▸ **SET PROBLEM**: Give every line of the material again, exactly as written.

_ _ _ _ _

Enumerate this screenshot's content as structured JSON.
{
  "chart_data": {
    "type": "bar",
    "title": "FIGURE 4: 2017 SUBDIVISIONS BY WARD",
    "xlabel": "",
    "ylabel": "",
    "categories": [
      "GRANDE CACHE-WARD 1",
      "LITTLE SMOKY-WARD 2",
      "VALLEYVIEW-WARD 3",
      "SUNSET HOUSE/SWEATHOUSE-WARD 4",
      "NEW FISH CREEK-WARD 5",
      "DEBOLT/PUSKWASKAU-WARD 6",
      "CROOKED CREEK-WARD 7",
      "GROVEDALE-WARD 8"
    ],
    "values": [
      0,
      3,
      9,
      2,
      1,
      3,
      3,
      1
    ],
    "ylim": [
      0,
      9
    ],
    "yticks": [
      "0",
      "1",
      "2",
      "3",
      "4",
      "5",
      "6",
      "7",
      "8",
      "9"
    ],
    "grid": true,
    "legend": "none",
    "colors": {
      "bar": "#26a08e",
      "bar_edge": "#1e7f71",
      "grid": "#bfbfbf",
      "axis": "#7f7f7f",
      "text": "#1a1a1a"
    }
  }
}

_ _ _ _ _

▸ **FINISHED EXERCISE**:
Enumerate this screenshot's content as structured JSON.
{
  "chart_data": {
    "type": "bar",
    "title": "FIGURE 4: 2017 SUBDIVISIONS BY WARD",
    "xlabel": "",
    "ylabel": "",
    "categories": [
      "GRANDE CACHE-WARD 1",
      "LITTLE SMOKY-WARD 2",
      "VALLEYVIEW-WARD 3",
      "SUNSET HOUSE/SWEATHOUSE-WARD 4",
      "NEW FISH CREEK-WARD 5",
      "DEBOLT/PUSKWASKAU-WARD 6",
      "CROOKED CREEK-WARD 7",
      "GROVEDALE-WARD 8"
    ],
    "values": [
      0,
      3,
      9,
      2,
      1,
      3,
      3,
      1
    ],
    "ylim": [
      0,
      9
    ],
    "yticks": [
      "0",
      "1",
      "2",
      "3",
      "4",
      "5",
      "6",
      "7",
      "8",
      "9"
    ],
    "grid": true,
    "legend": "none",
    "colors": {
      "bar": "#26a08e",
      "bar_edge": "#1e7f71",
      "grid": "#bfbfbf",
      "axis": "#7f7f7f",
      "text": "#1a1a1a"
    }
  }
}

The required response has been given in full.